====== Text for analysis

Volunteers share time, talent and treasure
‘Some celebrate Christmas once a year; you do it every time you are here’
I am torn. How to celebrate Christmas? I’ve begun with a folder, several lists and even some gifts, already wrapped, awaiting a few more to be whisked away to New Jersey and Carmel. I’ve kept a running file in my head of the items that brought smiles to a face or a faraway look in the eye of those I love and I’ve dutifully written each on that list in the folder. But I know that even if I accomplish all of the things that are associated with this season – the gifts, the decorations, the feasting – I will not have celebrated Christmas because Christmas, however it is constituted, means far more than the modern world holds as appropriate.
To adequately celebrate Christmas, you need more than a day, you need a lifetime. The message, the meaning of Christmas isn’t the date or the gifts or the celebrations …not even the generosity of the moment, but rather the living of the words of Peace and good will to all, the possibility of redemption in a world that isolates us from the contact and sustenance of each other. Christmas is about giving of self in all the ways of kindness and caring and sharing. Feeding the hungry, visiting the sick and incarcerated, sheltering the homeless, the lost, the refugee, and caring about the creation in which we live.
And, joyfully, Christmas can and does live and thrive in places, all year long, without fanfare or a twinkling light.
When I was in my mid-20s, I was a volunteer at the old Memorial Hospital, bringing juice around to the patients’ rooms. In one of those rooms, a visitor told me. “Some celebrate Christmas once a year; you do it every time you are here.”
Flattered, but not really catching the weight of what he meant, 20-something hubris being a barrier, I filed that away for future reference. I found its relevance again many years later in a small room on the first floor of St. Joe’s hospital.
Located to the right of the main elevators in the lobby, its diminutive space belies the impact of its mission. It’s part of a suite of rooms designated as the Office of Patient Experience. Choreographed by Mary Hagen, the volunteer office is a continuing gifting of time, talent and even treasure in service of the work of the hospital, its patients and staff. It is “operations central” for all of the volunteer activities performed by more than 470 individuals.

============

_About this exercise:_ How would the essay on hospital volunteers above go on after its last sentence? Write the next part.

====== Input data

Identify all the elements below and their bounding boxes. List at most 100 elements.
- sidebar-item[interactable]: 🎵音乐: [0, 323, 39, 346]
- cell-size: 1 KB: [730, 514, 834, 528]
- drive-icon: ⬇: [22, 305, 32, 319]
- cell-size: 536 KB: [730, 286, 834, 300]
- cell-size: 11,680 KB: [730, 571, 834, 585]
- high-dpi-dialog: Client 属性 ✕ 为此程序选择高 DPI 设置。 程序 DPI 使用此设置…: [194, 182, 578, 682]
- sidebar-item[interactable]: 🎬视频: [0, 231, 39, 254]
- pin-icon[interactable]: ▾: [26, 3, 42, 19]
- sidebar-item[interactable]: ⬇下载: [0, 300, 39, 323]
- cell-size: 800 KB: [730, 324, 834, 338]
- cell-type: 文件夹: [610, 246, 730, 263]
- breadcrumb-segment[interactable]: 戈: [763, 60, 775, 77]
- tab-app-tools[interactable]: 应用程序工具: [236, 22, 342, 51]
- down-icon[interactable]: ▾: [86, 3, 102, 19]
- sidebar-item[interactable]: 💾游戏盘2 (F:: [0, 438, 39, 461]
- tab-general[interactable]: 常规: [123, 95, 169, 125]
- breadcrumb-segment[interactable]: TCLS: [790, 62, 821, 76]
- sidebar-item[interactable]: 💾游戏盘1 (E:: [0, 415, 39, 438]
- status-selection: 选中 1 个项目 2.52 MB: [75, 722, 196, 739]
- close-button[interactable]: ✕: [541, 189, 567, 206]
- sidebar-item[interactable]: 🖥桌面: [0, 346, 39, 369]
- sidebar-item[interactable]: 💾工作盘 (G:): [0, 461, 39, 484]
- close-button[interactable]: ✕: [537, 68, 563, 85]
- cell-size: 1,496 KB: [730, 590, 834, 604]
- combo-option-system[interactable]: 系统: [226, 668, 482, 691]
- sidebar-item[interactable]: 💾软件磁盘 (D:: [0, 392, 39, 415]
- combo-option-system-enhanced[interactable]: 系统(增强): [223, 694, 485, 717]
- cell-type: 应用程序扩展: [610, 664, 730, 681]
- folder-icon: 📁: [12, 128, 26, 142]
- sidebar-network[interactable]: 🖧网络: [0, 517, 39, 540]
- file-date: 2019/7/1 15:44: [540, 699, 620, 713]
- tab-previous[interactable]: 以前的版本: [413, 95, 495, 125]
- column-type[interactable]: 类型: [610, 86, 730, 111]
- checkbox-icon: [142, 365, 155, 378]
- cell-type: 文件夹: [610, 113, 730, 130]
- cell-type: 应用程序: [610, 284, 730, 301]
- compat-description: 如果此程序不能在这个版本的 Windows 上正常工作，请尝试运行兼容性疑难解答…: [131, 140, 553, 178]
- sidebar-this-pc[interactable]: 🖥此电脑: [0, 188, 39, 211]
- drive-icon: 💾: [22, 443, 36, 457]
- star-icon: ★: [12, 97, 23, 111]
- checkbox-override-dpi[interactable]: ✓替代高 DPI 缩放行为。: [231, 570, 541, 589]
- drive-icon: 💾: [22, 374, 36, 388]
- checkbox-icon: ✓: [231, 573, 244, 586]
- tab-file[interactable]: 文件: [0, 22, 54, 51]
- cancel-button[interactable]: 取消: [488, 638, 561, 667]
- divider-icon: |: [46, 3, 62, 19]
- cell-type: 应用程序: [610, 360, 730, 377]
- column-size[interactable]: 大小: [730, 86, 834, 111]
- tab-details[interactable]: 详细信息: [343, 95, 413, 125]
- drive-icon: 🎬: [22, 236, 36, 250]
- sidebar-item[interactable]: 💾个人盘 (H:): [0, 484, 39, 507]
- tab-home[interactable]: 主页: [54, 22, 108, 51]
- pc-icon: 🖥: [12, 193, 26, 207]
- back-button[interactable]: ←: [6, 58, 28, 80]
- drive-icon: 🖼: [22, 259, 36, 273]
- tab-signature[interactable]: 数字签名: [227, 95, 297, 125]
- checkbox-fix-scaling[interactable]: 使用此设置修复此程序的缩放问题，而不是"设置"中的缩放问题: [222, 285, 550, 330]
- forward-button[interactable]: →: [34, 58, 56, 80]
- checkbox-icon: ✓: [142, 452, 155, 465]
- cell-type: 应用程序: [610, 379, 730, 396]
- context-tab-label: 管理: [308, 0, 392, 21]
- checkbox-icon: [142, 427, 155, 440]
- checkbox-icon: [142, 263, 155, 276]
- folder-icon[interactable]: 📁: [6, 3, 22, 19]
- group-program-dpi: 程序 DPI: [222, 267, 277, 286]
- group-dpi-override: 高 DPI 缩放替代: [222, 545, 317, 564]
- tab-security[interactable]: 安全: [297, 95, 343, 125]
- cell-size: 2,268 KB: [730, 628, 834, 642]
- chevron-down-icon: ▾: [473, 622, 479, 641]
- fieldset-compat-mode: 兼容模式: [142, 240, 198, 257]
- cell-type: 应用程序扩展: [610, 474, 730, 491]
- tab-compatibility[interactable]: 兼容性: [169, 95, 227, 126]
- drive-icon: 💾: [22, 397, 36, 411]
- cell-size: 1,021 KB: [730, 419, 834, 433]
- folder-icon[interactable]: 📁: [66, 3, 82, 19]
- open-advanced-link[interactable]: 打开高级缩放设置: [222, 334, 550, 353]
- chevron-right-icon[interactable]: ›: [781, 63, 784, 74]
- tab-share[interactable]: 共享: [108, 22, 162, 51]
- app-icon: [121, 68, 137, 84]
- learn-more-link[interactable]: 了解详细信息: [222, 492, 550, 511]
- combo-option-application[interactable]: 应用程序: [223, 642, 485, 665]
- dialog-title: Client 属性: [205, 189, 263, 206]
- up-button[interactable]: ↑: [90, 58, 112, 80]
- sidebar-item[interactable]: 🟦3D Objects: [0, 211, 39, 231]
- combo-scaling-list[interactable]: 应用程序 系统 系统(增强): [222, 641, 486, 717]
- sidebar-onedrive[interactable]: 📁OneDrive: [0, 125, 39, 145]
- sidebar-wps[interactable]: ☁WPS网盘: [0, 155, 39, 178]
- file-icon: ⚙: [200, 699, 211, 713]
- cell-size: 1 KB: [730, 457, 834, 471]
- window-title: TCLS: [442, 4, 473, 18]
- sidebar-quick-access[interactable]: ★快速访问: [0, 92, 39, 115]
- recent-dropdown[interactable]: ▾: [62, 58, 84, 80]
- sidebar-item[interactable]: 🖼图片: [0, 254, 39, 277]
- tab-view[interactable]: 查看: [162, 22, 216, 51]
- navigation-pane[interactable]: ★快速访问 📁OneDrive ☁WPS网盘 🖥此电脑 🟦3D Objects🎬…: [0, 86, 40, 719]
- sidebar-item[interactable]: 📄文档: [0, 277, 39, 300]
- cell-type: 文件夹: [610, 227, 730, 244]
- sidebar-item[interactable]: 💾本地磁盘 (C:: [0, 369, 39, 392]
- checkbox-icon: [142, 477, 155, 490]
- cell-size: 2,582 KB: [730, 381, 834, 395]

============

_Response for this exercise:_
They are the extra hands of the staff, augmenting the professionals who provide the medical and ancillary services to patients and their families. They do everything from making visitor badges to visiting patients in the emergency department. There is work for all, and meaning in every assignment in the hospital and its outlying service facilities.
There is also a cadre of folks who volunteer at home, knitting and crocheting, making hats, booties, afghans, lap robes and such that are distributed to those who will benefit from both the item’s warmth and intent.
This year, the St.. Joe’s needle-workers produced red white and blue lap blankets which were distributed to each patient who had been in service to our country. This gesture of recognition with a handcrafted blanket resonates as a specific corollary to the prescription attributed to the Christmas message: Peace on earth, good will to men and women … for those who “bore the battle” in answering their nation’s call and offereing their lives in our defense. These carefully handcrafted blankets were an acknowledgement of the powerful gifts given to us by our military men and women.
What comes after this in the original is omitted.